## Task to carry out
Go through the records and show each line where the word "resistance" occurs.

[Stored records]
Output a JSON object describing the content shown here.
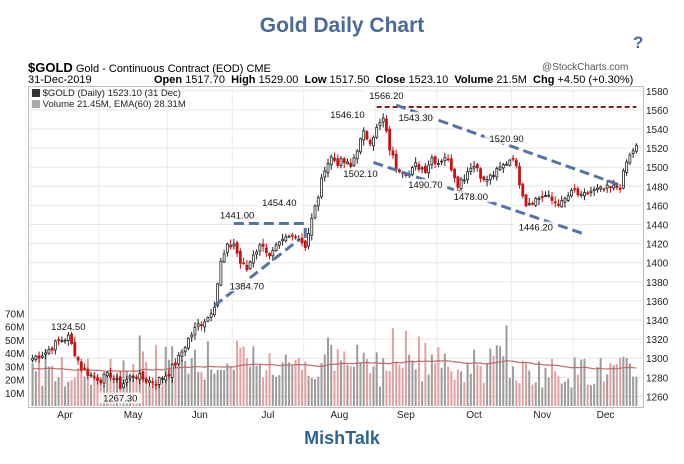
{
  "page": {
    "title": "Gold Daily Chart",
    "help_icon": "?",
    "footer": "MishTalk"
  },
  "header": {
    "symbol": "$GOLD",
    "description": "Gold - Continuous Contract (EOD)",
    "exchange": "CME",
    "watermark": "@StockCharts.com",
    "date": "31-Dec-2019",
    "open_label": "Open",
    "open": "1517.70",
    "high_label": "High",
    "high": "1529.00",
    "low_label": "Low",
    "low": "1517.50",
    "close_label": "Close",
    "close": "1523.10",
    "volume_label": "Volume",
    "volume": "21.5M",
    "chg_label": "Chg",
    "chg": "+4.50 (+0.30%)",
    "legend_price": "$GOLD (Daily) 1523.10 (31 Dec)",
    "legend_volume": "Volume 21.45M, EMA(60) 28.31M"
  },
  "colors": {
    "up": "#222222",
    "down": "#cc1111",
    "trend": "#5574a6",
    "resistance": "#8b1a1a",
    "volume_up": "#9c9c9c",
    "volume_down": "#e3a0a0",
    "ema": "#c06a6a",
    "title": "#4a6a99"
  },
  "chart_data": {
    "type": "candlestick",
    "title": "Gold Daily Chart",
    "ylim": [
      1250,
      1585
    ],
    "yticks": [
      1260,
      1280,
      1300,
      1320,
      1340,
      1360,
      1380,
      1400,
      1420,
      1440,
      1460,
      1480,
      1500,
      1520,
      1540,
      1560,
      1580
    ],
    "volume_ylim": [
      0,
      80
    ],
    "volume_ticks": [
      "10M",
      "20M",
      "30M",
      "40M",
      "50M",
      "60M",
      "70M"
    ],
    "months": [
      {
        "label": "Apr",
        "start": 0
      },
      {
        "label": "May",
        "start": 21
      },
      {
        "label": "Jun",
        "start": 42
      },
      {
        "label": "Jul",
        "start": 62
      },
      {
        "label": "Aug",
        "start": 84
      },
      {
        "label": "Sep",
        "start": 106
      },
      {
        "label": "Oct",
        "start": 125
      },
      {
        "label": "Nov",
        "start": 148
      },
      {
        "label": "Dec",
        "start": 167
      }
    ],
    "num_days": 187,
    "anchors": [
      {
        "d": 0,
        "v": 1300
      },
      {
        "d": 4,
        "v": 1306
      },
      {
        "d": 8,
        "v": 1318
      },
      {
        "d": 11,
        "v": 1322
      },
      {
        "d": 15,
        "v": 1290
      },
      {
        "d": 18,
        "v": 1282
      },
      {
        "d": 21,
        "v": 1278
      },
      {
        "d": 24,
        "v": 1283
      },
      {
        "d": 27,
        "v": 1271
      },
      {
        "d": 31,
        "v": 1283
      },
      {
        "d": 35,
        "v": 1277
      },
      {
        "d": 38,
        "v": 1275
      },
      {
        "d": 42,
        "v": 1285
      },
      {
        "d": 45,
        "v": 1300
      },
      {
        "d": 48,
        "v": 1320
      },
      {
        "d": 51,
        "v": 1335
      },
      {
        "d": 54,
        "v": 1343
      },
      {
        "d": 56,
        "v": 1357
      },
      {
        "d": 58,
        "v": 1400
      },
      {
        "d": 60,
        "v": 1416
      },
      {
        "d": 62,
        "v": 1420
      },
      {
        "d": 64,
        "v": 1400
      },
      {
        "d": 66,
        "v": 1393
      },
      {
        "d": 68,
        "v": 1410
      },
      {
        "d": 71,
        "v": 1420
      },
      {
        "d": 73,
        "v": 1405
      },
      {
        "d": 75,
        "v": 1415
      },
      {
        "d": 78,
        "v": 1425
      },
      {
        "d": 81,
        "v": 1430
      },
      {
        "d": 84,
        "v": 1418
      },
      {
        "d": 86,
        "v": 1445
      },
      {
        "d": 88,
        "v": 1470
      },
      {
        "d": 90,
        "v": 1500
      },
      {
        "d": 92,
        "v": 1510
      },
      {
        "d": 94,
        "v": 1505
      },
      {
        "d": 96,
        "v": 1505
      },
      {
        "d": 98,
        "v": 1500
      },
      {
        "d": 100,
        "v": 1520
      },
      {
        "d": 102,
        "v": 1535
      },
      {
        "d": 104,
        "v": 1528
      },
      {
        "d": 106,
        "v": 1540
      },
      {
        "d": 108,
        "v": 1550
      },
      {
        "d": 110,
        "v": 1520
      },
      {
        "d": 112,
        "v": 1500
      },
      {
        "d": 114,
        "v": 1498
      },
      {
        "d": 116,
        "v": 1492
      },
      {
        "d": 118,
        "v": 1502
      },
      {
        "d": 121,
        "v": 1498
      },
      {
        "d": 123,
        "v": 1510
      },
      {
        "d": 125,
        "v": 1505
      },
      {
        "d": 127,
        "v": 1512
      },
      {
        "d": 129,
        "v": 1500
      },
      {
        "d": 131,
        "v": 1483
      },
      {
        "d": 133,
        "v": 1490
      },
      {
        "d": 135,
        "v": 1502
      },
      {
        "d": 137,
        "v": 1500
      },
      {
        "d": 139,
        "v": 1485
      },
      {
        "d": 141,
        "v": 1490
      },
      {
        "d": 143,
        "v": 1495
      },
      {
        "d": 146,
        "v": 1505
      },
      {
        "d": 148,
        "v": 1512
      },
      {
        "d": 150,
        "v": 1485
      },
      {
        "d": 152,
        "v": 1462
      },
      {
        "d": 154,
        "v": 1465
      },
      {
        "d": 156,
        "v": 1468
      },
      {
        "d": 158,
        "v": 1470
      },
      {
        "d": 160,
        "v": 1465
      },
      {
        "d": 163,
        "v": 1462
      },
      {
        "d": 165,
        "v": 1470
      },
      {
        "d": 167,
        "v": 1475
      },
      {
        "d": 169,
        "v": 1468
      },
      {
        "d": 172,
        "v": 1475
      },
      {
        "d": 175,
        "v": 1476
      },
      {
        "d": 178,
        "v": 1478
      },
      {
        "d": 181,
        "v": 1480
      },
      {
        "d": 183,
        "v": 1505
      },
      {
        "d": 185,
        "v": 1518
      },
      {
        "d": 186,
        "v": 1523
      }
    ],
    "annotations": [
      {
        "label": "1324.50",
        "d": 11,
        "v": 1324.5,
        "pos": "above"
      },
      {
        "label": "1267.30",
        "d": 27,
        "v": 1267.3,
        "pos": "below"
      },
      {
        "label": "1384.70",
        "d": 66,
        "v": 1384.7,
        "pos": "below"
      },
      {
        "label": "1441.00",
        "d": 63,
        "v": 1441.0,
        "pos": "above"
      },
      {
        "label": "1454.40",
        "d": 76,
        "v": 1454.4,
        "pos": "above"
      },
      {
        "label": "1546.10",
        "d": 97,
        "v": 1546.1,
        "pos": "above"
      },
      {
        "label": "1502.10",
        "d": 101,
        "v": 1502.1,
        "pos": "below"
      },
      {
        "label": "1566.20",
        "d": 109,
        "v": 1566.2,
        "pos": "above"
      },
      {
        "label": "1543.30",
        "d": 118,
        "v": 1543.3,
        "pos": "above"
      },
      {
        "label": "1490.70",
        "d": 121,
        "v": 1490.7,
        "pos": "below"
      },
      {
        "label": "1478.00",
        "d": 135,
        "v": 1478.0,
        "pos": "below"
      },
      {
        "label": "1520.90",
        "d": 146,
        "v": 1520.9,
        "pos": "above"
      },
      {
        "label": "1446.20",
        "d": 155,
        "v": 1446.2,
        "pos": "below"
      }
    ],
    "trendlines": [
      {
        "name": "resistance-line",
        "d1": 106,
        "v1": 1563,
        "d2": 186,
        "v2": 1563,
        "kind": "resistance"
      },
      {
        "name": "channel-upper",
        "d1": 112,
        "v1": 1565,
        "d2": 182,
        "v2": 1480,
        "kind": "trend"
      },
      {
        "name": "channel-lower",
        "d1": 105,
        "v1": 1505,
        "d2": 170,
        "v2": 1430,
        "kind": "trend"
      },
      {
        "name": "flag-upper",
        "d1": 62,
        "v1": 1441,
        "d2": 84,
        "v2": 1441,
        "kind": "trend"
      },
      {
        "name": "flag-lower",
        "d1": 56,
        "v1": 1355,
        "d2": 82,
        "v2": 1424,
        "kind": "trend"
      },
      {
        "name": "flag-right",
        "d1": 84,
        "v1": 1426,
        "d2": 84,
        "v2": 1441,
        "kind": "trend"
      }
    ]
  }
}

## Finished task
    "resistance": "#8b1a1a",
        "name": "resistance-line",
        "kind": "resistance"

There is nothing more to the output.